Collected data
Start

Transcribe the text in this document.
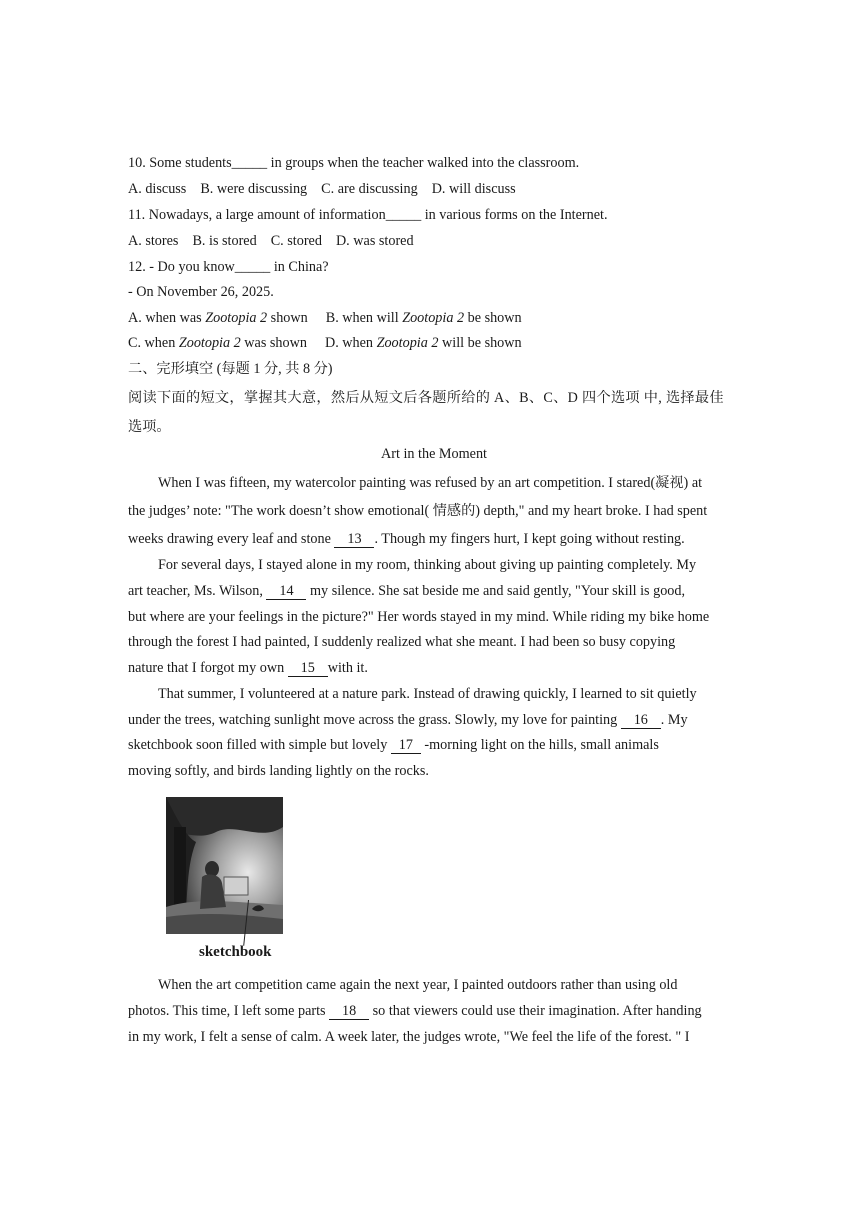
10. Some students_____ in groups when the teacher walked into the classroom.
A. discuss B. were discussing C. are discussing D. will discuss
11. Nowadays, a large amount of information_____ in various forms on the Internet.
A. stores B. is stored C. stored D. was stored
12. - Do you know_____ in China?
- On November 26, 2025.
A. when was Zootopia 2 shown B. when will Zootopia 2 be shown
C. when Zootopia 2 was shown D. when Zootopia 2 will be shown
二、完形填空 (每题 1 分, 共 8 分)
阅读下面的短文，掌握其大意，然后从短文后各题所给的 A、B、C、D 四个选项 中, 选择最佳
选项。
Art in the Moment
When I was fifteen, my watercolor painting was refused by an art competition. I stared(凝视) at
the judges’ note: "The work doesn’t show emotional( 情感的) depth," and my heart broke. I had spent
weeks drawing every leaf and stone 13 . Though my fingers hurt, I kept going without resting.
For several days, I stayed alone in my room, thinking about giving up painting completely. My
art teacher, Ms. Wilson, 14 my silence. She sat beside me and said gently, "Your skill is good,
but where are your feelings in the picture?" Her words stayed in my mind. While riding my bike home
through the forest I had painted, I suddenly realized what she meant. I had been so busy copying
nature that I forgot my own 15 with it.
That summer, I volunteered at a nature park. Instead of drawing quickly, I learned to sit quietly
under the trees, watching sunlight move across the grass. Slowly, my love for painting 16 . My
sketchbook soon filled with simple but lovely 17 -morning light on the hills, small animals
moving softly, and birds landing lightly on the rocks.
sketchbook
When the art competition came again the next year, I painted outdoors rather than using old
photos. This time, I left some parts 18 so that viewers could use their imagination. After handing
in my work, I felt a sense of calm. A week later, the judges wrote, "We feel the life of the forest. " I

End

Excluding the pictures, reproduce every entry exactly as given.

Transcribe the text in this document.
10. Some students_____ in groups when the teacher walked into the classroom.
A. discuss B. were discussing C. are discussing D. will discuss
11. Nowadays, a large amount of information_____ in various forms on the Internet.
A. stores B. is stored C. stored D. was stored
12. - Do you know_____ in China?
- On November 26, 2025.
A. when was Zootopia 2 shown B. when will Zootopia 2 be shown
C. when Zootopia 2 was shown D. when Zootopia 2 will be shown
二、完形填空 (每题 1 分, 共 8 分)
阅读下面的短文，掌握其大意，然后从短文后各题所给的 A、B、C、D 四个选项 中, 选择最佳
选项。
Art in the Moment
When I was fifteen, my watercolor painting was refused by an art competition. I stared(凝视) at
the judges’ note: "The work doesn’t show emotional( 情感的) depth," and my heart broke. I had spent
weeks drawing every leaf and stone 13 . Though my fingers hurt, I kept going without resting.
For several days, I stayed alone in my room, thinking about giving up painting completely. My
art teacher, Ms. Wilson, 14 my silence. She sat beside me and said gently, "Your skill is good,
but where are your feelings in the picture?" Her words stayed in my mind. While riding my bike home
through the forest I had painted, I suddenly realized what she meant. I had been so busy copying
nature that I forgot my own 15 with it.
That summer, I volunteered at a nature park. Instead of drawing quickly, I learned to sit quietly
under the trees, watching sunlight move across the grass. Slowly, my love for painting 16 . My
sketchbook soon filled with simple but lovely 17 -morning light on the hills, small animals
moving softly, and birds landing lightly on the rocks.
sketchbook
When the art competition came again the next year, I painted outdoors rather than using old
photos. This time, I left some parts 18 so that viewers could use their imagination. After handing
in my work, I felt a sense of calm. A week later, the judges wrote, "We feel the life of the forest. " I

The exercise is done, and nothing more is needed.